**WORK TO BE COMPLETED**: Every line below that mentions the word "vicinato" should be copied out.

-- START GIVEN RECORDS --

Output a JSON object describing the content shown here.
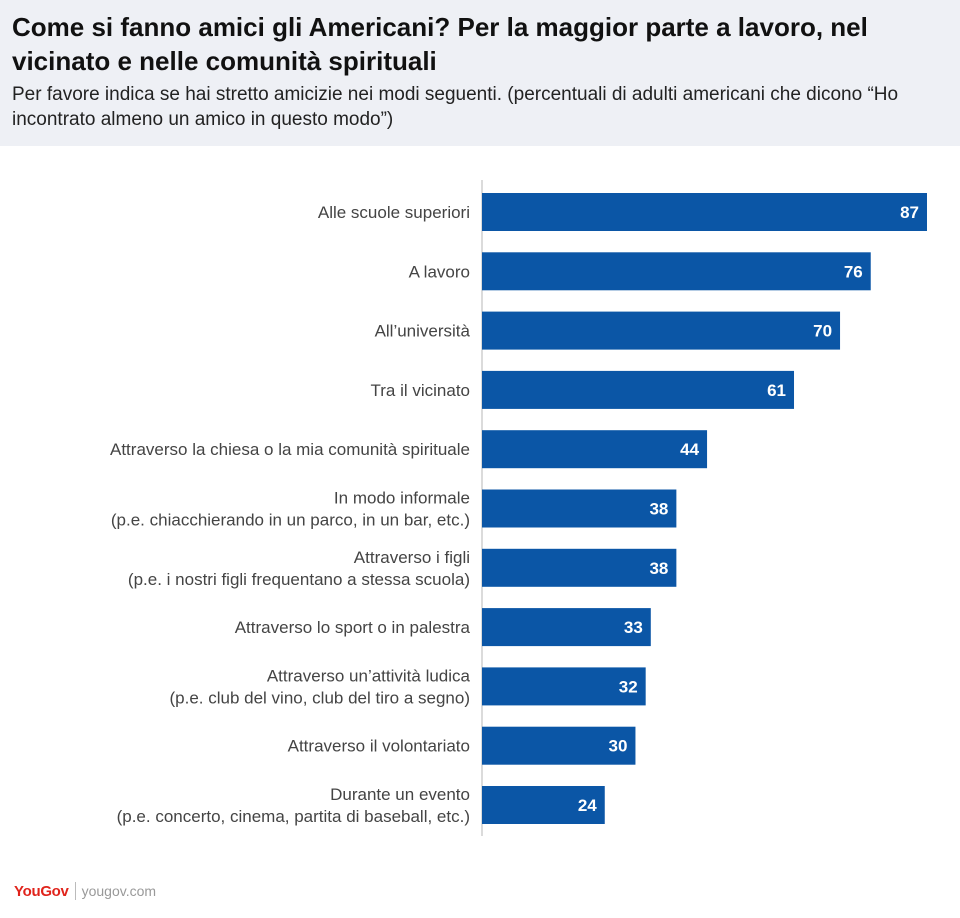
{
  "header": {
    "title": "Come si fanno amici gli Americani? Per la maggior parte a lavoro, nel vicinato e nelle comunità spirituali",
    "subtitle": "Per favore indica se hai stretto amicizie nei modi seguenti. (percentuali di adulti americani che dicono “Ho incontrato almeno un amico in questo modo”)"
  },
  "footer": {
    "brand": "YouGov",
    "site": "yougov.com"
  },
  "colors": {
    "bar": "#0b56a6",
    "axis": "#cfcfcf",
    "header_bg": "#eef0f5"
  },
  "chart_data": {
    "type": "bar",
    "orientation": "horizontal",
    "categories": [
      [
        "Alle scuole superiori"
      ],
      [
        "A lavoro"
      ],
      [
        "All’università"
      ],
      [
        "Tra il vicinato"
      ],
      [
        "Attraverso la chiesa o la mia comunità spirituale"
      ],
      [
        "In modo informale",
        "(p.e. chiacchierando in un parco, in un bar, etc.)"
      ],
      [
        "Attraverso i figli",
        "(p.e. i nostri figli frequentano a stessa scuola)"
      ],
      [
        "Attraverso lo sport o in palestra"
      ],
      [
        "Attraverso un’attività ludica",
        "(p.e. club del vino, club del tiro a segno)"
      ],
      [
        "Attraverso il volontariato"
      ],
      [
        "Durante un evento",
        "(p.e. concerto, cinema, partita di baseball, etc.)"
      ]
    ],
    "values": [
      87,
      76,
      70,
      61,
      44,
      38,
      38,
      33,
      32,
      30,
      24
    ],
    "xlim": [
      0,
      87
    ],
    "grid": false,
    "legend": false
  }
}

-- END GIVEN RECORDS --

**EXPECTED OUTPUT**:
    "title": "Come si fanno amici gli Americani? Per la maggior parte a lavoro, nel vicinato e nelle comunità spirituali",
        "Tra il vicinato"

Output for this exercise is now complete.